**** RECORDS FOR THE EXERCISE
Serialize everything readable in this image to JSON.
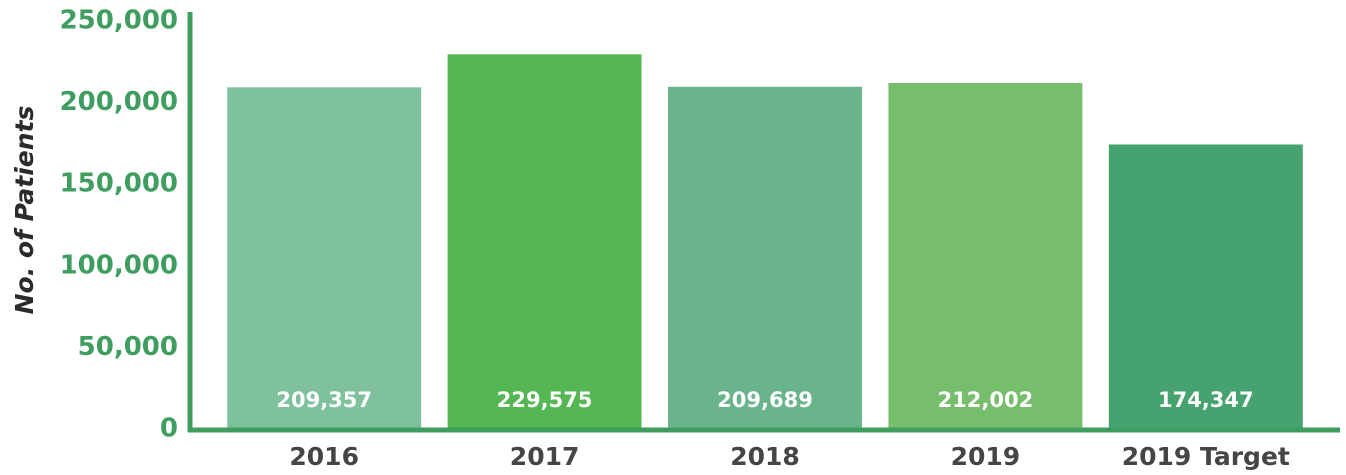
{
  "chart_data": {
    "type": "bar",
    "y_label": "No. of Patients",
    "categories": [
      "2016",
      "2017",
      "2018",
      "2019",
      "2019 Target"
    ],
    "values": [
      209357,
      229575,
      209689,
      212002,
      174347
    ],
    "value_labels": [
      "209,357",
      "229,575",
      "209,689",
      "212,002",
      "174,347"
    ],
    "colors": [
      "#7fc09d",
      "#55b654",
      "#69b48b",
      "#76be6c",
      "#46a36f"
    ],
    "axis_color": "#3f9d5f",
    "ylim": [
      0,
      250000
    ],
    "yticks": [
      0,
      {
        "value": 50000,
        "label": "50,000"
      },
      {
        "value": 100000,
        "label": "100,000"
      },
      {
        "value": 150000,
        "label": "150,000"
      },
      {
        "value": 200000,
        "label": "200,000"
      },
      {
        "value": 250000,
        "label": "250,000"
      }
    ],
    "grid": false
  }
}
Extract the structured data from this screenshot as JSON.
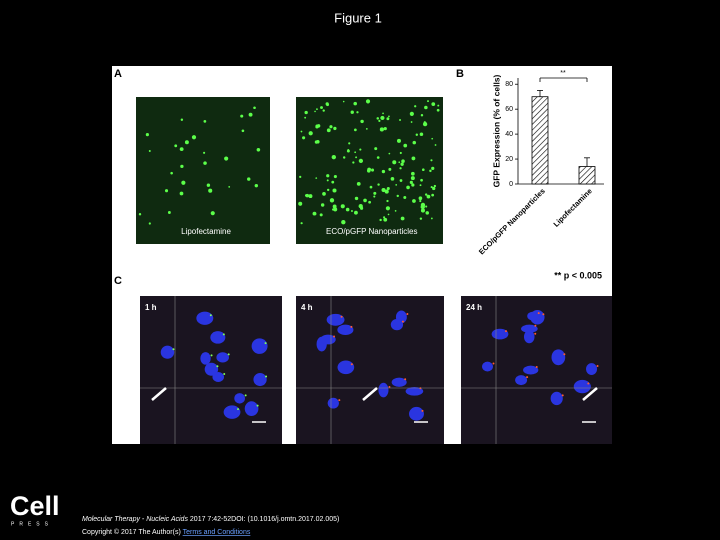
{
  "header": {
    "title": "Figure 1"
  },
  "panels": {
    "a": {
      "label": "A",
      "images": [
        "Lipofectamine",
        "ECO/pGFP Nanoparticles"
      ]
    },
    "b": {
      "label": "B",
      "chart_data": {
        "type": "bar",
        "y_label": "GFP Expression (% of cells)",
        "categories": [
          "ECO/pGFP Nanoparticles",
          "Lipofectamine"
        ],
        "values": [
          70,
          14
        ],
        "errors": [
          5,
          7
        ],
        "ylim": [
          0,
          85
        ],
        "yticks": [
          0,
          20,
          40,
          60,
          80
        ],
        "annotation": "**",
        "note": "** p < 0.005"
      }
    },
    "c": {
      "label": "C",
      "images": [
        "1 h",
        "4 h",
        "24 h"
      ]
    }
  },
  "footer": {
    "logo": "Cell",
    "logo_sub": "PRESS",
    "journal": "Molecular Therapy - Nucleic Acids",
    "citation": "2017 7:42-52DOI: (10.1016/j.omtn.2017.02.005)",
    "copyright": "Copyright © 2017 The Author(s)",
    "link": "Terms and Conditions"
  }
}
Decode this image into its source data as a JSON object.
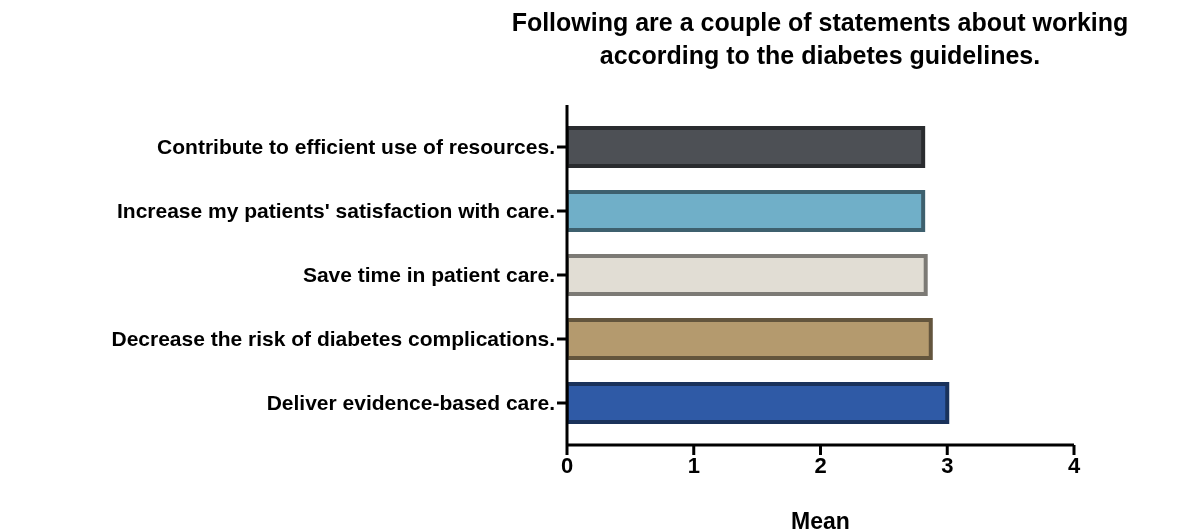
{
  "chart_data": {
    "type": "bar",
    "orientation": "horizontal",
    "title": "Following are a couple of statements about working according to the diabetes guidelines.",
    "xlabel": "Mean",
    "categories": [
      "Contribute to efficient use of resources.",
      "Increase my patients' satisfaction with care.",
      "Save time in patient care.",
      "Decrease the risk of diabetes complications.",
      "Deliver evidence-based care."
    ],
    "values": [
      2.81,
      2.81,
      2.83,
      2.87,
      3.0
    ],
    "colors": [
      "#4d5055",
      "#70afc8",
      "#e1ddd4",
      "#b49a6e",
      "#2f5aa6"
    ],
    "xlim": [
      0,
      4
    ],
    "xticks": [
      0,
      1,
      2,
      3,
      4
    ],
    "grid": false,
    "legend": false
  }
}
********
** WORK INSTRUCTION **
Because only the text is wanted, repeat all the entries exactly and leave out the pictures.

** THE ANSWER **
Serialize everything readable in this image to JSON.
{
  "chart_data": {
    "type": "bar",
    "y_label": "No. of Patients",
    "categories": [
      "2016",
      "2017",
      "2018",
      "2019",
      "2019 Target"
    ],
    "values": [
      209357,
      229575,
      209689,
      212002,
      174347
    ],
    "value_labels": [
      "209,357",
      "229,575",
      "209,689",
      "212,002",
      "174,347"
    ],
    "colors": [
      "#7fc09d",
      "#55b654",
      "#69b48b",
      "#76be6c",
      "#46a36f"
    ],
    "axis_color": "#3f9d5f",
    "ylim": [
      0,
      250000
    ],
    "yticks": [
      0,
      {
        "value": 50000,
        "label": "50,000"
      },
      {
        "value": 100000,
        "label": "100,000"
      },
      {
        "value": 150000,
        "label": "150,000"
      },
      {
        "value": 200000,
        "label": "200,000"
      },
      {
        "value": 250000,
        "label": "250,000"
      }
    ],
    "grid": false
  }
}
Extract the structured data from this screenshot as JSON.
{
  "header": {
    "title": "Figure 1"
  },
  "panels": {
    "a": {
      "label": "A",
      "images": [
        "Lipofectamine",
        "ECO/pGFP Nanoparticles"
      ]
    },
    "b": {
      "label": "B",
      "chart_data": {
        "type": "bar",
        "y_label": "GFP Expression (% of cells)",
        "categories": [
          "ECO/pGFP Nanoparticles",
          "Lipofectamine"
        ],
        "values": [
          70,
          14
        ],
        "errors": [
          5,
          7
        ],
        "ylim": [
          0,
          85
        ],
        "yticks": [
          0,
          20,
          40,
          60,
          80
        ],
        "annotation": "**",
        "note": "** p < 0.005"
      }
    },
    "c": {
      "label": "C",
      "images": [
        "1 h",
        "4 h",
        "24 h"
      ]
    }
  },
  "footer": {
    "logo": "Cell",
    "logo_sub": "PRESS",
    "journal": "Molecular Therapy - Nucleic Acids",
    "citation": "2017 7:42-52DOI: (10.1016/j.omtn.2017.02.005)",
    "copyright": "Copyright © 2017 The Author(s)",
    "link": "Terms and Conditions"
  }
}
Decode this image into its source data as a JSON object.
{
  "chart_data": {
    "type": "bar",
    "orientation": "horizontal",
    "title": "Following are a couple of statements about working according to the diabetes guidelines.",
    "xlabel": "Mean",
    "categories": [
      "Contribute to efficient use of resources.",
      "Increase my patients' satisfaction with care.",
      "Save time in patient care.",
      "Decrease the risk of diabetes complications.",
      "Deliver evidence-based care."
    ],
    "values": [
      2.81,
      2.81,
      2.83,
      2.87,
      3.0
    ],
    "colors": [
      "#4d5055",
      "#70afc8",
      "#e1ddd4",
      "#b49a6e",
      "#2f5aa6"
    ],
    "xlim": [
      0,
      4
    ],
    "xticks": [
      0,
      1,
      2,
      3,
      4
    ],
    "grid": false,
    "legend": false
  }
}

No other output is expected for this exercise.